*SET PROBLEM*
Set down all of the entries word for word, omitting the images they contain.

____

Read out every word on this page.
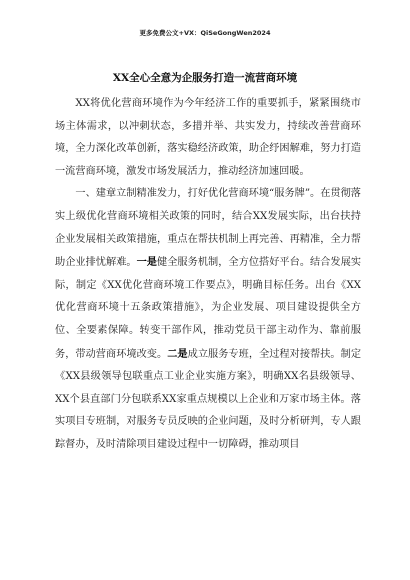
更多免费公文+VX：QiSeGongWen2024
XX全心全意为企服务打造一流营商环境

XX将优化营商环境作为今年经济工作的重要抓手，紧紧围绕市场主体需求，以冲刺状态，多措并举、共实发力，持续改善营商环境，全力深化改革创新，落实稳经济政策，助企纾困解难，努力打造一流营商环境，激发市场发展活力，推动经济加速回暖。

一、建章立制精准发力，打好优化营商环境“服务牌”。在贯彻落实上级优化营商环境相关政策的同时，结合XX发展实际，出台扶持企业发展相关政策措施，重点在帮扶机制上再完善、再精准，全力帮助企业排忧解难。一是健全服务机制，全方位搭好平台。结合发展实际，制定《XX优化营商环境工作要点》，明确目标任务。出台《XX优化营商环境十五条政策措施》，为企业发展、项目建设提供全方位、全要素保障。转变干部作风，推动党员干部主动作为、靠前服务，带动营商环境改变。二是成立服务专班，全过程对接帮扶。制定《XX县级领导包联重点工业企业实施方案》，明确XX名县级领导、XX个县直部门分包联系XX家重点规模以上企业和万家市场主体。落实项目专班制，对服务专员反映的企业问题，及时分析研判，专人跟踪督办，及时清除项目建设过程中一切障碍，推动项目
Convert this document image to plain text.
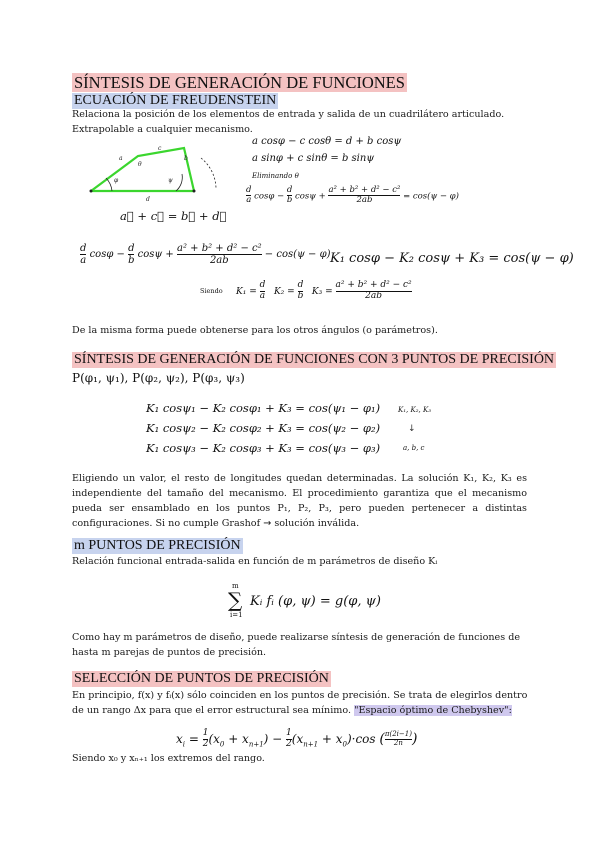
SÍNTESIS DE GENERACIÓN DE FUNCIONES
ECUACIÓN DE FREUDENSTEIN
Relaciona la posición de los elementos de entrada y salida de un cuadrilátero articulado. Extrapolable a cualquier mecanismo.
θ
b
φ	ψ
d
a
c
a⃗ + c⃗ = b⃗ + d⃗
a cosφ − c cosθ = d + b cosψ
a sinφ + c sinθ = b sinψ
Eliminando θ
$\frac{d}{a}$ $\cos\varphi - \frac{d}{b}$ $\cos\psi + \frac{\text{a² + b² + d² − c²}}{2ab} = \cos(\psi - \varphi)$
$\frac{d}{a}$ $\cos\varphi - \frac{d}{b}$ $\cos\psi + \frac{\text{a² + b² + d² − c²}}{2ab} - \cos(\psi - \varphi)$ K₁ cosφ − K₂ cosψ + K₃ = cos(ψ − φ)
Siendo $K_1 = \frac{d}{a} K_2 = \frac{d}{b} K_3 = \frac{\text{a² + b² + d² − c²}}{2ab}$
De la misma forma puede obtenerse para los otros ángulos (o parámetros).
SÍNTESIS DE GENERACIÓN DE FUNCIONES CON 3 PUNTOS DE PRECISIÓN
P(φ₁, ψ₁), P(φ₂, ψ₂), P(φ₃, ψ₃)
K₁ cosψ₁ − K₂ cosφ₁ + K₃ = cos(ψ₁ − φ₁)
K₁ cosψ₂ − K₂ cosφ₂ + K₃ = cos(ψ₂ − φ₂)
K₁ cosψ₃ − K₂ cosφ₃ + K₃ = cos(ψ₃ − φ₃)
K₁, K₂, K₃
↓
a, b, c
Eligiendo un valor, el resto de longitudes quedan determinadas. La solución K₁, K₂, K₃ es independiente del tamaño del mecanismo. El procedimiento garantiza que el mecanismo pueda ser ensamblado en los puntos P₁, P₂, P₃, pero pueden pertenecer a distintas configuraciones. Si no cumple Grashof → solución inválida.
m PUNTOS DE PRECISIÓN
Relación funcional entrada-salida en función de m parámetros de diseño Kᵢ
m
∑
i=1
Kᵢ fᵢ (φ, ψ) = g(φ, ψ)
Como hay m parámetros de diseño, puede realizarse síntesis de generación de funciones de hasta m parejas de puntos de precisión.
SELECCIÓN DE PUNTOS DE PRECISIÓN
En principio, f(x) y fᵢ(x) sólo coinciden en los puntos de precisión. Se trata de elegirlos dentro de un rango Δx para que el error estructural sea mínimo. "Espacio óptimo de Chebyshev":
$x_i = \frac{1}{2} (x_0 + x_{n+1}) - \frac{1}{2} (x_{n+1} + x_0)\cdot\cos$ ( $\frac{\pi(2i-1)}{2n}$ )
Siendo x₀ y xₙ₊₁ los extremos del rango.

____

*FINAL RESULT*
Read out every word on this page.
更多免费公文+VX：QiSeGongWen2024
XX全心全意为企服务打造一流营商环境

XX将优化营商环境作为今年经济工作的重要抓手，紧紧围绕市场主体需求，以冲刺状态，多措并举、共实发力，持续改善营商环境，全力深化改革创新，落实稳经济政策，助企纾困解难，努力打造一流营商环境，激发市场发展活力，推动经济加速回暖。

一、建章立制精准发力，打好优化营商环境“服务牌”。在贯彻落实上级优化营商环境相关政策的同时，结合XX发展实际，出台扶持企业发展相关政策措施，重点在帮扶机制上再完善、再精准，全力帮助企业排忧解难。一是健全服务机制，全方位搭好平台。结合发展实际，制定《XX优化营商环境工作要点》，明确目标任务。出台《XX优化营商环境十五条政策措施》，为企业发展、项目建设提供全方位、全要素保障。转变干部作风，推动党员干部主动作为、靠前服务，带动营商环境改变。二是成立服务专班，全过程对接帮扶。制定《XX县级领导包联重点工业企业实施方案》，明确XX名县级领导、XX个县直部门分包联系XX家重点规模以上企业和万家市场主体。落实项目专班制，对服务专员反映的企业问题，及时分析研判，专人跟踪督办，及时清除项目建设过程中一切障碍，推动项目
Convert this document image to plain text.
SÍNTESIS DE GENERACIÓN DE FUNCIONES
ECUACIÓN DE FREUDENSTEIN
Relaciona la posición de los elementos de entrada y salida de un cuadrilátero articulado. Extrapolable a cualquier mecanismo.
θ
b
φ	ψ
d
a
c
a⃗ + c⃗ = b⃗ + d⃗
a cosφ − c cosθ = d + b cosψ
a sinφ + c sinθ = b sinψ
Eliminando θ
$\frac{d}{a}$ $\cos\varphi - \frac{d}{b}$ $\cos\psi + \frac{\text{a² + b² + d² − c²}}{2ab} = \cos(\psi - \varphi)$
$\frac{d}{a}$ $\cos\varphi - \frac{d}{b}$ $\cos\psi + \frac{\text{a² + b² + d² − c²}}{2ab} - \cos(\psi - \varphi)$ K₁ cosφ − K₂ cosψ + K₃ = cos(ψ − φ)
Siendo $K_1 = \frac{d}{a} K_2 = \frac{d}{b} K_3 = \frac{\text{a² + b² + d² − c²}}{2ab}$
De la misma forma puede obtenerse para los otros ángulos (o parámetros).
SÍNTESIS DE GENERACIÓN DE FUNCIONES CON 3 PUNTOS DE PRECISIÓN
P(φ₁, ψ₁), P(φ₂, ψ₂), P(φ₃, ψ₃)
K₁ cosψ₁ − K₂ cosφ₁ + K₃ = cos(ψ₁ − φ₁)
K₁ cosψ₂ − K₂ cosφ₂ + K₃ = cos(ψ₂ − φ₂)
K₁ cosψ₃ − K₂ cosφ₃ + K₃ = cos(ψ₃ − φ₃)
K₁, K₂, K₃
↓
a, b, c
Eligiendo un valor, el resto de longitudes quedan determinadas. La solución K₁, K₂, K₃ es independiente del tamaño del mecanismo. El procedimiento garantiza que el mecanismo pueda ser ensamblado en los puntos P₁, P₂, P₃, pero pueden pertenecer a distintas configuraciones. Si no cumple Grashof → solución inválida.
m PUNTOS DE PRECISIÓN
Relación funcional entrada-salida en función de m parámetros de diseño Kᵢ
m
∑
i=1
Kᵢ fᵢ (φ, ψ) = g(φ, ψ)
Como hay m parámetros de diseño, puede realizarse síntesis de generación de funciones de hasta m parejas de puntos de precisión.
SELECCIÓN DE PUNTOS DE PRECISIÓN
En principio, f(x) y fᵢ(x) sólo coinciden en los puntos de precisión. Se trata de elegirlos dentro de un rango Δx para que el error estructural sea mínimo. "Espacio óptimo de Chebyshev":
$x_i = \frac{1}{2} (x_0 + x_{n+1}) - \frac{1}{2} (x_{n+1} + x_0)\cdot\cos$ ( $\frac{\pi(2i-1)}{2n}$ )
Siendo x₀ y xₙ₊₁ los extremos del rango.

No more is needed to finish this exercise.